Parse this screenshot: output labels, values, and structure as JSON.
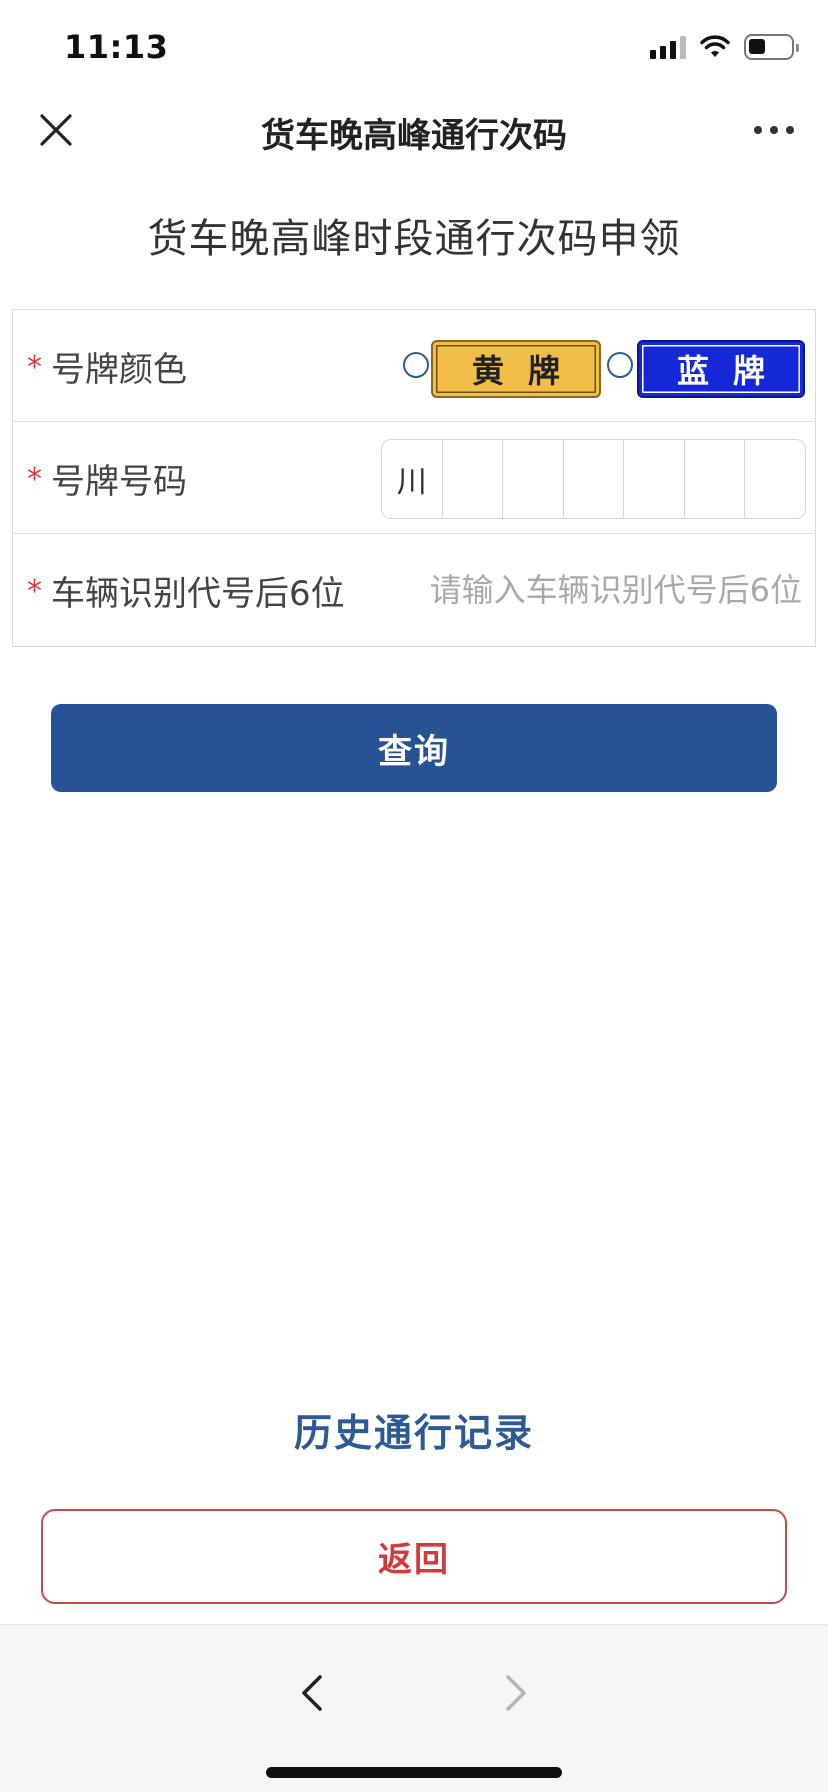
{
  "status_bar": {
    "time": "11:13"
  },
  "nav": {
    "title": "货车晚高峰通行次码",
    "close_icon": "close-icon",
    "more_icon": "more-icon"
  },
  "page": {
    "heading": "货车晚高峰时段通行次码申领"
  },
  "form": {
    "required_mark": "*",
    "plate_color": {
      "label": "号牌颜色",
      "options": [
        {
          "label": "黄牌",
          "color": "#f1bf47",
          "selected": false
        },
        {
          "label": "蓝牌",
          "color": "#1428d8",
          "selected": false
        }
      ]
    },
    "plate_number": {
      "label": "号牌号码",
      "chars": [
        "川",
        "",
        "",
        "",
        "",
        "",
        ""
      ]
    },
    "vin": {
      "label": "车辆识别代号后6位",
      "value": "",
      "placeholder": "请输入车辆识别代号后6位"
    }
  },
  "buttons": {
    "query": "查询",
    "history": "历史通行记录",
    "back": "返回"
  },
  "toolbar": {
    "back_icon": "chevron-left-icon",
    "forward_icon": "chevron-right-icon",
    "forward_enabled": false
  },
  "colors": {
    "primary": "#275293",
    "link": "#2d5a94",
    "danger": "#d33a3a",
    "required": "#d93a3a"
  }
}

* _EXERCISE TASK_: Exclude the pictures and repeat every other part of the records word for word.

* _EXERCISE RESPONSE_:
Parse this screenshot: output labels, values, and structure as JSON.
{
  "status_bar": {
    "time": "11:13"
  },
  "nav": {
    "title": "货车晚高峰通行次码",
    "close_icon": "close-icon",
    "more_icon": "more-icon"
  },
  "page": {
    "heading": "货车晚高峰时段通行次码申领"
  },
  "form": {
    "required_mark": "*",
    "plate_color": {
      "label": "号牌颜色",
      "options": [
        {
          "label": "黄牌",
          "color": "#f1bf47",
          "selected": false
        },
        {
          "label": "蓝牌",
          "color": "#1428d8",
          "selected": false
        }
      ]
    },
    "plate_number": {
      "label": "号牌号码",
      "chars": [
        "川",
        "",
        "",
        "",
        "",
        "",
        ""
      ]
    },
    "vin": {
      "label": "车辆识别代号后6位",
      "value": "",
      "placeholder": "请输入车辆识别代号后6位"
    }
  },
  "buttons": {
    "query": "查询",
    "history": "历史通行记录",
    "back": "返回"
  },
  "toolbar": {
    "back_icon": "chevron-left-icon",
    "forward_icon": "chevron-right-icon",
    "forward_enabled": false
  },
  "colors": {
    "primary": "#275293",
    "link": "#2d5a94",
    "danger": "#d33a3a",
    "required": "#d93a3a"
  }
}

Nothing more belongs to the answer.